REQUIREMENTS |
Set down every record once more, exactly as given.

PROVIDED DATA |

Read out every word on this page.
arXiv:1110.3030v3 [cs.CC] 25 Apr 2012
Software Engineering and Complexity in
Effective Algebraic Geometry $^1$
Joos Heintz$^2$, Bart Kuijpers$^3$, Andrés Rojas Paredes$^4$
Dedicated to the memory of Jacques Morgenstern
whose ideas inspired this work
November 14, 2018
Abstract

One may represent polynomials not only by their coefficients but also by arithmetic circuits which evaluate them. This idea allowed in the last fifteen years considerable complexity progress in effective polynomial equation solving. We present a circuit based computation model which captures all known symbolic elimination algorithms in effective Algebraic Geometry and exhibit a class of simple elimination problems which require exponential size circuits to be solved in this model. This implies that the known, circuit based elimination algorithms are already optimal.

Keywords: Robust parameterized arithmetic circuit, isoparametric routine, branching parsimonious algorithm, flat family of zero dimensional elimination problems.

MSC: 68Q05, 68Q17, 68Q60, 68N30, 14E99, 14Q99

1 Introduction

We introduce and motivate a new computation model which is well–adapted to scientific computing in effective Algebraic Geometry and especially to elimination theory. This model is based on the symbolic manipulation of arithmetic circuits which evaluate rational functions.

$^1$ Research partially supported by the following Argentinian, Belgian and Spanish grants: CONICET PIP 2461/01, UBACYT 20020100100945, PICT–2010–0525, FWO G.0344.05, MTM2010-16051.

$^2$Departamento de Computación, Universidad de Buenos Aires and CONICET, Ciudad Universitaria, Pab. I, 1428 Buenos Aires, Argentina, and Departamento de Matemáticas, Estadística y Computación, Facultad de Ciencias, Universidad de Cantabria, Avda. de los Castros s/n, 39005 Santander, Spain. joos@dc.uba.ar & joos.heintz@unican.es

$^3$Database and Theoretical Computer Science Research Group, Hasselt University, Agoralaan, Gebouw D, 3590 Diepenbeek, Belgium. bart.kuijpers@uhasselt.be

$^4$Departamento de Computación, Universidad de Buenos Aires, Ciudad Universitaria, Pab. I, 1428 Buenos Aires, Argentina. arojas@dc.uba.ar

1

RESPONSE |
Read out every word on this page.
arXiv:1110.3030v3 [cs.CC] 25 Apr 2012
Software Engineering and Complexity in
Effective Algebraic Geometry $^1$
Joos Heintz$^2$, Bart Kuijpers$^3$, Andrés Rojas Paredes$^4$
Dedicated to the memory of Jacques Morgenstern
whose ideas inspired this work
November 14, 2018
Abstract

One may represent polynomials not only by their coefficients but also by arithmetic circuits which evaluate them. This idea allowed in the last fifteen years considerable complexity progress in effective polynomial equation solving. We present a circuit based computation model which captures all known symbolic elimination algorithms in effective Algebraic Geometry and exhibit a class of simple elimination problems which require exponential size circuits to be solved in this model. This implies that the known, circuit based elimination algorithms are already optimal.

Keywords: Robust parameterized arithmetic circuit, isoparametric routine, branching parsimonious algorithm, flat family of zero dimensional elimination problems.

MSC: 68Q05, 68Q17, 68Q60, 68N30, 14E99, 14Q99

1 Introduction

We introduce and motivate a new computation model which is well–adapted to scientific computing in effective Algebraic Geometry and especially to elimination theory. This model is based on the symbolic manipulation of arithmetic circuits which evaluate rational functions.

$^1$ Research partially supported by the following Argentinian, Belgian and Spanish grants: CONICET PIP 2461/01, UBACYT 20020100100945, PICT–2010–0525, FWO G.0344.05, MTM2010-16051.

$^2$Departamento de Computación, Universidad de Buenos Aires and CONICET, Ciudad Universitaria, Pab. I, 1428 Buenos Aires, Argentina, and Departamento de Matemáticas, Estadística y Computación, Facultad de Ciencias, Universidad de Cantabria, Avda. de los Castros s/n, 39005 Santander, Spain. joos@dc.uba.ar & joos.heintz@unican.es

$^3$Database and Theoretical Computer Science Research Group, Hasselt University, Agoralaan, Gebouw D, 3590 Diepenbeek, Belgium. bart.kuijpers@uhasselt.be

$^4$Departamento de Computación, Universidad de Buenos Aires, Ciudad Universitaria, Pab. I, 1428 Buenos Aires, Argentina. arojas@dc.uba.ar

1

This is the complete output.